-- START OF WORKING DATA --

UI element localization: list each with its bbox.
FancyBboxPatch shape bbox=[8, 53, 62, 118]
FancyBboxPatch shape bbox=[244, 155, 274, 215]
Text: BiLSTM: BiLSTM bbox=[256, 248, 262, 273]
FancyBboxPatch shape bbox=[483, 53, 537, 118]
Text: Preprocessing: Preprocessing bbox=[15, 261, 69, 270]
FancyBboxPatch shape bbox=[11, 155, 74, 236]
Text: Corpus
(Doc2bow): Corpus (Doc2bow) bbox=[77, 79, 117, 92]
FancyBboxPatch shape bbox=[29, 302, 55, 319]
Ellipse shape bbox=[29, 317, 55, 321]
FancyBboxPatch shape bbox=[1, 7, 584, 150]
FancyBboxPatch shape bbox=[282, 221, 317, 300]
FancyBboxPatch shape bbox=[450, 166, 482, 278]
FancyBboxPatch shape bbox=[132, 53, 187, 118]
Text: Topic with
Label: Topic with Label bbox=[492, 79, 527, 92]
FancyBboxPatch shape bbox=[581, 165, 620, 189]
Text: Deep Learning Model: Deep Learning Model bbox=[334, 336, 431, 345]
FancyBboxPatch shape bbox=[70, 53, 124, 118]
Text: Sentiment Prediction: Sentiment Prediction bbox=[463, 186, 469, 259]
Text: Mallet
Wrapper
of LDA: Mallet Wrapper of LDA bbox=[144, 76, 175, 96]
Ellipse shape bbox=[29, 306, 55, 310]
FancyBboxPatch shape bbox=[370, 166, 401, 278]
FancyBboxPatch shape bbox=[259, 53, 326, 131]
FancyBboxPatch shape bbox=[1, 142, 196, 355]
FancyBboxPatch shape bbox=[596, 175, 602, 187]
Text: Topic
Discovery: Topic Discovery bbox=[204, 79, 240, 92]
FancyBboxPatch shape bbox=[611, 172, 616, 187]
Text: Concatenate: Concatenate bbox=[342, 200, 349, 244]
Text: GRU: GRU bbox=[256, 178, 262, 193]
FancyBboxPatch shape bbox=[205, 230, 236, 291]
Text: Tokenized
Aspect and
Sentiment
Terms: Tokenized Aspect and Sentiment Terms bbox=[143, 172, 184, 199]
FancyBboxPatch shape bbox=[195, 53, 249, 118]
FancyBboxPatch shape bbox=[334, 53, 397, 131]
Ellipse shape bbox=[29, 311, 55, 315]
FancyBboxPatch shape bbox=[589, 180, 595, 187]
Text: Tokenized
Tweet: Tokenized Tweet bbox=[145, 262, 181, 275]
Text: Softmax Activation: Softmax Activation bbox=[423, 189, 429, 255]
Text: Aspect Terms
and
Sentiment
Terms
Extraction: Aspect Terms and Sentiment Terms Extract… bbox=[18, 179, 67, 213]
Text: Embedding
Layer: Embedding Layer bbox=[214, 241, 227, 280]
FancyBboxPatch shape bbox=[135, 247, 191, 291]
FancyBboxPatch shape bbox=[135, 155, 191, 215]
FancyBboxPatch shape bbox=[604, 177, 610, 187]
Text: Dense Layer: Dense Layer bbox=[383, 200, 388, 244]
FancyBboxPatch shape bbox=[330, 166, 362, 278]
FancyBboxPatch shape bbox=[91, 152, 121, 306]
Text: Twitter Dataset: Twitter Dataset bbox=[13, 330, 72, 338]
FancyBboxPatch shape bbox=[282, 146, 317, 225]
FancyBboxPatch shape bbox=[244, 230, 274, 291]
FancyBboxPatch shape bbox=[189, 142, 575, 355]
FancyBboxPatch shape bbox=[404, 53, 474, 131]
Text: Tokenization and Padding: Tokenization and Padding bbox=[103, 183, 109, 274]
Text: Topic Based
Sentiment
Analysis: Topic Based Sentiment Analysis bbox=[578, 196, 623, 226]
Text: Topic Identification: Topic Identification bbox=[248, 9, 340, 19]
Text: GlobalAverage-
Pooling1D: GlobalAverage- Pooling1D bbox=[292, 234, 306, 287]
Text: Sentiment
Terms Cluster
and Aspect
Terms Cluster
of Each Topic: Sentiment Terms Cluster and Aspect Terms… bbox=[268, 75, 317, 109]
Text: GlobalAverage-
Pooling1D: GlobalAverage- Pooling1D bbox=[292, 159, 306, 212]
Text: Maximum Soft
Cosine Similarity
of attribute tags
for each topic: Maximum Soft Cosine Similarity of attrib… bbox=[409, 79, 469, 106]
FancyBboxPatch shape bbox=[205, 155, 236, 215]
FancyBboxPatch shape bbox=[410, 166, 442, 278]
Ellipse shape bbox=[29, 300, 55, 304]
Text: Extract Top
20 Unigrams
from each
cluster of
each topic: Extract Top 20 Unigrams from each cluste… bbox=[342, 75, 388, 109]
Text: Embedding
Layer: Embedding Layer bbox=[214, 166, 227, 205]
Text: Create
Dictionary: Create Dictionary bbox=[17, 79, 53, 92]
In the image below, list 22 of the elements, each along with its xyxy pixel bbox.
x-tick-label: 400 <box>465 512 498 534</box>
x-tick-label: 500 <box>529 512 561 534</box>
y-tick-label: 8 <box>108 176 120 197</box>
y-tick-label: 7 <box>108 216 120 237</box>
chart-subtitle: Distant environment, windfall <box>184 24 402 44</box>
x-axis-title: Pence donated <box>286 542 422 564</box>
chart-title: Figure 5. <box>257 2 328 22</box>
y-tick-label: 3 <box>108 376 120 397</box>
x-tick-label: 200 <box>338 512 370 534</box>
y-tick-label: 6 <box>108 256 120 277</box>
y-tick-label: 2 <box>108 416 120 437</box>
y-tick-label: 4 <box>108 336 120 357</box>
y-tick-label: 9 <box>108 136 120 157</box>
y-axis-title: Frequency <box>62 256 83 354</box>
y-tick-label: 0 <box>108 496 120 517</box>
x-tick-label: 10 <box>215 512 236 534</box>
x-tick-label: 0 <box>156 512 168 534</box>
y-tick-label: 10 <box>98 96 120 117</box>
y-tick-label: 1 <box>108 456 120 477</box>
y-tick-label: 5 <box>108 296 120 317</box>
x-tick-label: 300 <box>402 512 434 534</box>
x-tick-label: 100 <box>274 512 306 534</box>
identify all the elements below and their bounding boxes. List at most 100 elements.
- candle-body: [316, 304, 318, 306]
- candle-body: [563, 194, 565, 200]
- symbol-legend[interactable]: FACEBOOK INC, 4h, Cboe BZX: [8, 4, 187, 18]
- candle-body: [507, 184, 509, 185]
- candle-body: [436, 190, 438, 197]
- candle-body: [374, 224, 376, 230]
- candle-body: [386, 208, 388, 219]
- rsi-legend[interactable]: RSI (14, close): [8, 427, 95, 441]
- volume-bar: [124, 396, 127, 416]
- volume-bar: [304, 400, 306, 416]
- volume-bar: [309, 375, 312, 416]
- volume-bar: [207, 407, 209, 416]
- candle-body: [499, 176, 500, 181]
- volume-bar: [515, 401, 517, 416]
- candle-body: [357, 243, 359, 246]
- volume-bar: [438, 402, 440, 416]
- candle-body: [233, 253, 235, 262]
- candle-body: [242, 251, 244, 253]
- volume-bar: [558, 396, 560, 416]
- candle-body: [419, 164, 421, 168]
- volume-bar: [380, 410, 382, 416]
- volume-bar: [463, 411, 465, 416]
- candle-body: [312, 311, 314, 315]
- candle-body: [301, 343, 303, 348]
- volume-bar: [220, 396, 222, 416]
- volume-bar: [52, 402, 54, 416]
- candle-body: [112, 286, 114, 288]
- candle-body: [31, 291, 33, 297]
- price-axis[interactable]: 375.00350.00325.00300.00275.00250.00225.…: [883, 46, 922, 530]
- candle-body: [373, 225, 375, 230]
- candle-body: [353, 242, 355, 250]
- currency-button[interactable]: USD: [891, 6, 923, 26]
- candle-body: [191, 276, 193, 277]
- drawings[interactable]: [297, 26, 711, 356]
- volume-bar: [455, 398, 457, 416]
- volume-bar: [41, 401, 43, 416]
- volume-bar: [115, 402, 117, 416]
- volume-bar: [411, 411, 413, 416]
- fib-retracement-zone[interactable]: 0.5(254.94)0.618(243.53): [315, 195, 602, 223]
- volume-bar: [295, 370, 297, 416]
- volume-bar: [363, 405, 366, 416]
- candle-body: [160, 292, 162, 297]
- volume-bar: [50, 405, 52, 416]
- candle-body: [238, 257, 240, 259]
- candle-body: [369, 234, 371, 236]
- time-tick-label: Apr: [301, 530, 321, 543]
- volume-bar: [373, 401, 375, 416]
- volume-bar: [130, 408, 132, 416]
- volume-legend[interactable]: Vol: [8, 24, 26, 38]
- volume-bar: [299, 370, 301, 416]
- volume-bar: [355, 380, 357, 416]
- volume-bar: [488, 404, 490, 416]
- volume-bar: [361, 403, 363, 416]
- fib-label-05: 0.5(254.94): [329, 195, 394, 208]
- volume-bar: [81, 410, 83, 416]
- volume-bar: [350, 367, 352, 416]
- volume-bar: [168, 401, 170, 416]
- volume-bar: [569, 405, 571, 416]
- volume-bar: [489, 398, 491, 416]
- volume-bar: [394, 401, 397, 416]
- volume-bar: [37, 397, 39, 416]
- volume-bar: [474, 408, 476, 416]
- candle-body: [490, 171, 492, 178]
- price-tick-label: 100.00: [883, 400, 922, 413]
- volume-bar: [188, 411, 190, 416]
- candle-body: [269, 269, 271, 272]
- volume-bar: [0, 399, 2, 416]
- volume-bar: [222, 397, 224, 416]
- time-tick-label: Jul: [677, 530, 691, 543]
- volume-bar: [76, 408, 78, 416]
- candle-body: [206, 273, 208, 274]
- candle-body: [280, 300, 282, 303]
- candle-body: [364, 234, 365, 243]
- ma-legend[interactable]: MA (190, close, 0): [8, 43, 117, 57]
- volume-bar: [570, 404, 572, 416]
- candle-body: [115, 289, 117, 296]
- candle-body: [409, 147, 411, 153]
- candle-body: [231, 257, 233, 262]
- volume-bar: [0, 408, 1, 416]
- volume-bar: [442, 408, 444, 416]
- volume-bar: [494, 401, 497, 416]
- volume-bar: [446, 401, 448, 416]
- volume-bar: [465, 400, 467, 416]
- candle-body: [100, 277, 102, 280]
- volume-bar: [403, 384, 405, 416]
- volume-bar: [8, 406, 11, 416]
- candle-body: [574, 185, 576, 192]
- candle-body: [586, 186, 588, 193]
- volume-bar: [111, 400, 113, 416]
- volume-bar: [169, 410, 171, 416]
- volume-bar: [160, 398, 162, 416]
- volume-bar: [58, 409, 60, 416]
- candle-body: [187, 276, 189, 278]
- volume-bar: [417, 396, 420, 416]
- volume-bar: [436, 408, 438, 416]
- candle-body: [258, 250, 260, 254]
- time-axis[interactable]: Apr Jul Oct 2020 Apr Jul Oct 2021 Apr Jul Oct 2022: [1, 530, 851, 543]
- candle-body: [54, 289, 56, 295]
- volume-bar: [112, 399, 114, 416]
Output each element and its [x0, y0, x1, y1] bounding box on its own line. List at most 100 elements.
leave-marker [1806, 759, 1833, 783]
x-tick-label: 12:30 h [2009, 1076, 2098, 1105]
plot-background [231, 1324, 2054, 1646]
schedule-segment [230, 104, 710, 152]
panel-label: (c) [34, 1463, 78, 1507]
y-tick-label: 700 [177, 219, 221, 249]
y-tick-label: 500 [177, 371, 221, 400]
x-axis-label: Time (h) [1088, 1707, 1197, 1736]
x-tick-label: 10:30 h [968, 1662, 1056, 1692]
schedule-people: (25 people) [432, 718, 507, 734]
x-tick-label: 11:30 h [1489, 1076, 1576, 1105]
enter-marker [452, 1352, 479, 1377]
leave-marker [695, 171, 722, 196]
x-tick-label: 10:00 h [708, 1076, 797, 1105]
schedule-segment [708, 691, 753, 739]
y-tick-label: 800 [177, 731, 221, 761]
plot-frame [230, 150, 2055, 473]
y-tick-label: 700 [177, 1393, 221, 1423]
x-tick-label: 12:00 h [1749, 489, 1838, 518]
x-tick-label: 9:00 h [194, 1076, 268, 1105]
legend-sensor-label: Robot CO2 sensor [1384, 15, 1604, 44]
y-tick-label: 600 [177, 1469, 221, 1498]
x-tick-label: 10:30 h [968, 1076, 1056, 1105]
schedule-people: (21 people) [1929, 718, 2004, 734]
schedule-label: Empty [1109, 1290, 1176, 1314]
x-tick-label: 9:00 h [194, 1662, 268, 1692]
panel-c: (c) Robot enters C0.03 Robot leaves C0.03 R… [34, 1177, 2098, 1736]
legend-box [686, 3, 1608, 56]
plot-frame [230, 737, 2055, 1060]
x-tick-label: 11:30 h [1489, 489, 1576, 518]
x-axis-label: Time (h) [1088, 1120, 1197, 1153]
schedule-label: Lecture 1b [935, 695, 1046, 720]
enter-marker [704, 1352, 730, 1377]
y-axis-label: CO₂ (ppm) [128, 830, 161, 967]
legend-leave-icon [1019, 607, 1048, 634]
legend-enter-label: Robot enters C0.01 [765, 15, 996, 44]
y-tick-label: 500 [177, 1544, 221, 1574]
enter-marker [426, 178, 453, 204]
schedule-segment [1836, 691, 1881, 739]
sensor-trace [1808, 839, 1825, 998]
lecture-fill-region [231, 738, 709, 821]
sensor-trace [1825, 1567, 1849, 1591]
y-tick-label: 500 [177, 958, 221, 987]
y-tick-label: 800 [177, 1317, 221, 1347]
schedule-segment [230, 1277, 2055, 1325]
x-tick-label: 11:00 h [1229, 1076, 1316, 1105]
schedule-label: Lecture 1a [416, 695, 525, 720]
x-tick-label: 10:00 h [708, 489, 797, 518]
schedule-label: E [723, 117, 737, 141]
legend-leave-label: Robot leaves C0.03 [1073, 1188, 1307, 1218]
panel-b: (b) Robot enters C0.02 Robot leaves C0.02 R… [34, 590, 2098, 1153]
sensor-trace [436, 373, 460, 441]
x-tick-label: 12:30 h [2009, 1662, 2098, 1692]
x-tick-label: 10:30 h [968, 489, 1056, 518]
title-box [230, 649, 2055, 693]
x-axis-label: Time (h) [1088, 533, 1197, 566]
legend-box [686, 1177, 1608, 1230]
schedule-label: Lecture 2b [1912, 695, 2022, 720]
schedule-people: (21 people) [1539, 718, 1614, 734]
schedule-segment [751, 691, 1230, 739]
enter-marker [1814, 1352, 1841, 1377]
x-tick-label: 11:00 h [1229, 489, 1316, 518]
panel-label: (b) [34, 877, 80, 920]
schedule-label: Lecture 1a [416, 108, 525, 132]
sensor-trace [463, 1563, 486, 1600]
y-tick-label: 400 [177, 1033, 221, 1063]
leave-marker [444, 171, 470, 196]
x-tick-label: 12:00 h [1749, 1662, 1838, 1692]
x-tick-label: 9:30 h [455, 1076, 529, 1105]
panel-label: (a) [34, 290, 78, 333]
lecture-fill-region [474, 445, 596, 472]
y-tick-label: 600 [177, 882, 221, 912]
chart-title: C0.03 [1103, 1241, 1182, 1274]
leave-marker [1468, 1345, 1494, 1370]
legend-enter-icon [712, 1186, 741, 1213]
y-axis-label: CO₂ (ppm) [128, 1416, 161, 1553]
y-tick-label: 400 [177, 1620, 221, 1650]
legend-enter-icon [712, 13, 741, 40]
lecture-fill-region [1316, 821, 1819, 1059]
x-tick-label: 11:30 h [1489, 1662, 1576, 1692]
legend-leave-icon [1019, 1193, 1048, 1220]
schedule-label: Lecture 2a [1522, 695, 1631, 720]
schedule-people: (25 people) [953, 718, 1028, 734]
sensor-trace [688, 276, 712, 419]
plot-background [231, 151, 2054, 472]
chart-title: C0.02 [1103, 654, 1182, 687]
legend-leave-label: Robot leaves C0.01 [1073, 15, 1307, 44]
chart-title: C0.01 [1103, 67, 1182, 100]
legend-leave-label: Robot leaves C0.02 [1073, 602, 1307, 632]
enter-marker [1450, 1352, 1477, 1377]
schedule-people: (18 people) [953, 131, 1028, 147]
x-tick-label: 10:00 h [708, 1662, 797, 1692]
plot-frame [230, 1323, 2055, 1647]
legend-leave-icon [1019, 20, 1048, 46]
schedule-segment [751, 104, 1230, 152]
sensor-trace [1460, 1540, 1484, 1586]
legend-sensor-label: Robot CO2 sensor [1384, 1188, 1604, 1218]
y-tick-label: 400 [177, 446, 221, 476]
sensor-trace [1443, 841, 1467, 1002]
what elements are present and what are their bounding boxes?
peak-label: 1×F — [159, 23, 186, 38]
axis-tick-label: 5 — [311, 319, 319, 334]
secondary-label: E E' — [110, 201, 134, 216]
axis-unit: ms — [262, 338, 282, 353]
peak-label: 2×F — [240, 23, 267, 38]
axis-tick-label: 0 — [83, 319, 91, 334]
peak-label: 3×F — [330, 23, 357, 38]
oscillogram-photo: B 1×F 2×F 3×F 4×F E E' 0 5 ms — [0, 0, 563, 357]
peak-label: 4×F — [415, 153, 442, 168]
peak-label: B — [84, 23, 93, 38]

-- END OF WORKING DATA --

Count the lines of the listing above that contain the string "Layer", treating uppercase and lowercase as different. Reply with the number alone.

3